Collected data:
* * *

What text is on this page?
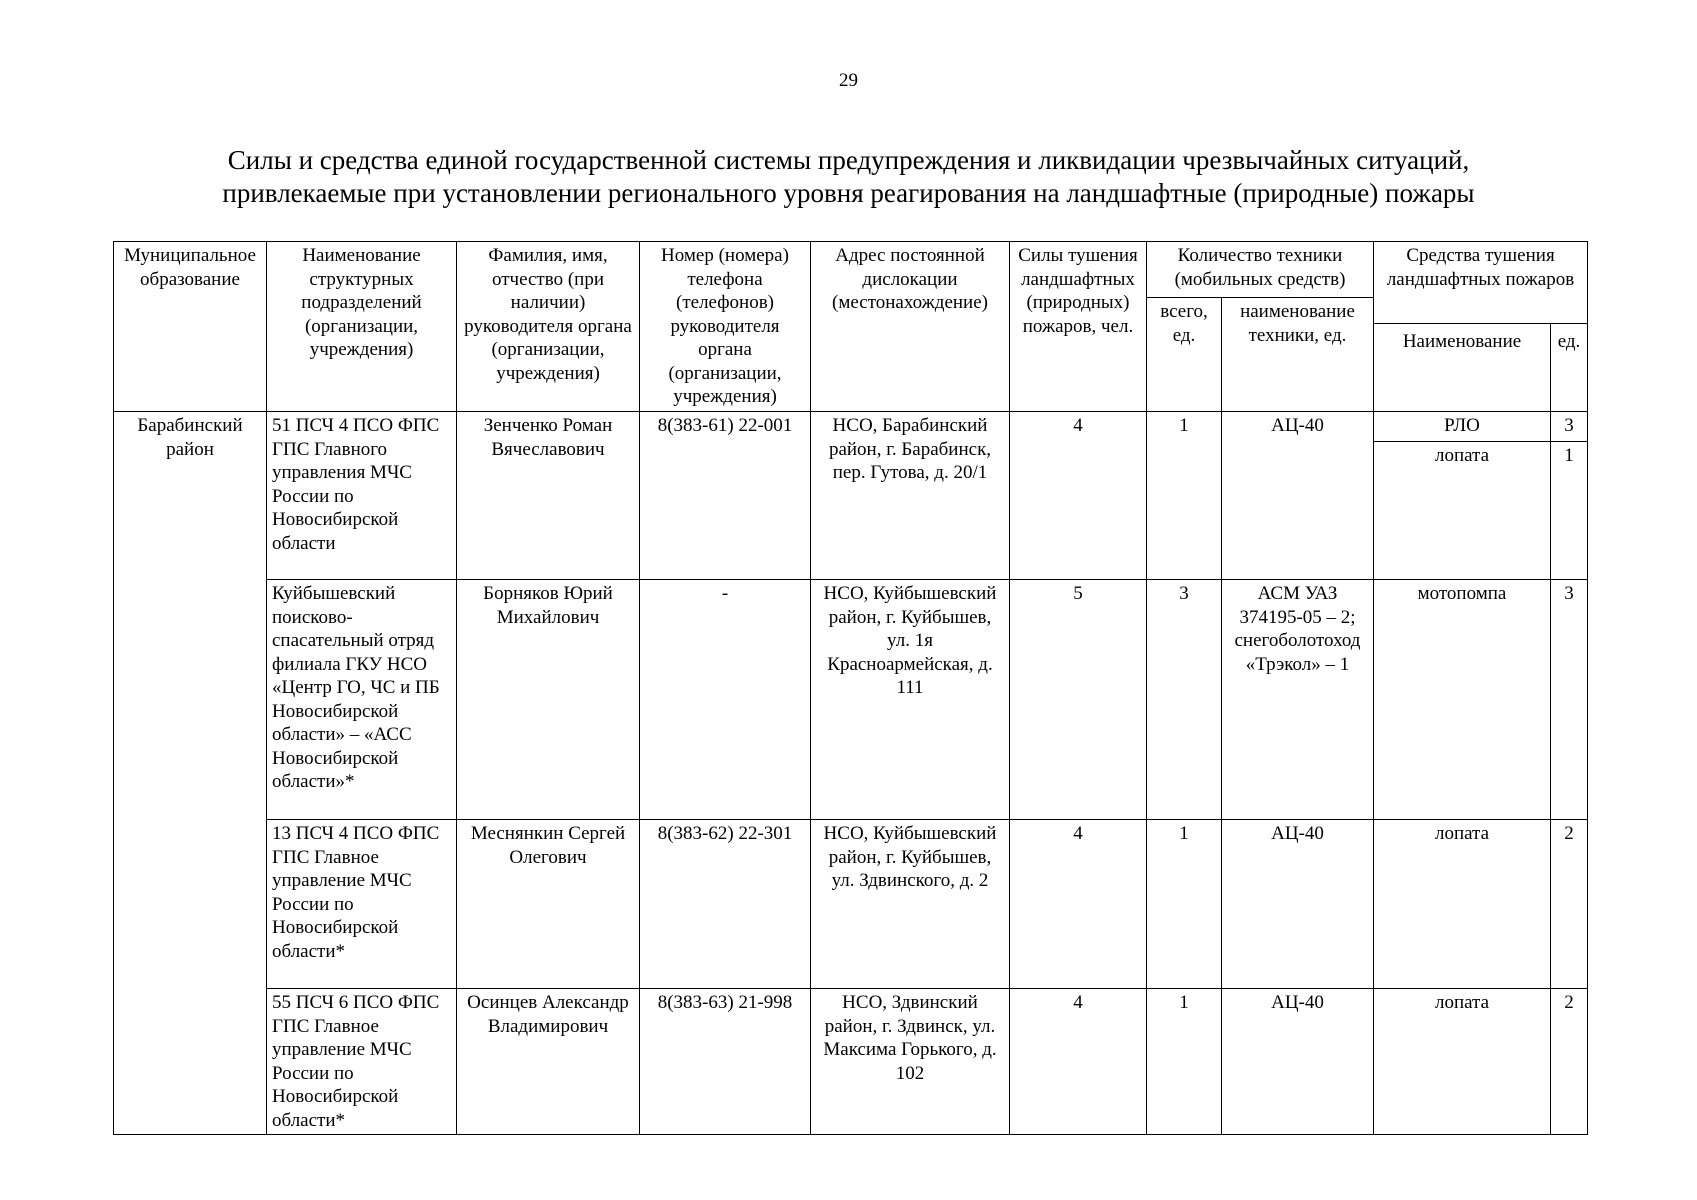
29
Силы и средства единой государственной системы предупреждения и ликвидации чрезвычайных ситуаций,
привлекаемые при установлении регионального уровня реагирования на ландшафтные (природные) пожары
Муниципальное образование	Наименование структурных подразделений (организации, учреждения)	Фамилия, имя, отчество (при наличии) руководителя органа (организации, учреждения)	Номер (номера) телефона (телефонов) руководителя органа (организации, учреждения)	Адрес постоянной дислокации (местонахождение)	Силы тушения ландшафтных (природных) пожаров, чел.	Количество техники (мобильных средств)		Средства тушения ландшафтных пожаров	
						всего, ед.	наименование техники, ед.		
								Наименование	ед.
Барабинский район	51 ПСЧ 4 ПСО ФПС ГПС Главного управления МЧС России по Новосибирской области	Зенченко Роман Вячеславович	8(383-61) 22-001	НСО, Барабинский район, г. Барабинск, пер. Гутова, д. 20/1	4	1	АЦ-40	РЛО	3
								лопата	1
	Куйбышевский поисково-спасательный отряд филиала ГКУ НСО «Центр ГО, ЧС и ПБ Новосибирской области» – «АСС Новосибирской области»*	Борняков Юрий Михайлович	-	НСО, Куйбышевский район, г. Куйбышев, ул. 1я Красноармейская, д. 111	5	3	АСМ УАЗ 374195-05 – 2; снегоболотоход «Трэкол» – 1	мотопомпа	3
	13 ПСЧ 4 ПСО ФПС ГПС Главное управление МЧС России по Новосибирской области*	Меснянкин Сергей Олегович	8(383-62) 22-301	НСО, Куйбышевский район, г. Куйбышев, ул. Здвинского, д. 2	4	1	АЦ-40	лопата	2
	55 ПСЧ 6 ПСО ФПС ГПС Главное управление МЧС России по Новосибирской области*	Осинцев Александр Владимирович	8(383-63) 21-998	НСО, Здвинский район, г. Здвинск, ул. Максима Горького, д. 102	4	1	АЦ-40	лопата	2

* * *

> **Exercise prompt**
Tally the lines of the material above that contain the word "Новосибирской" and report the total alone.

> **Result below**
4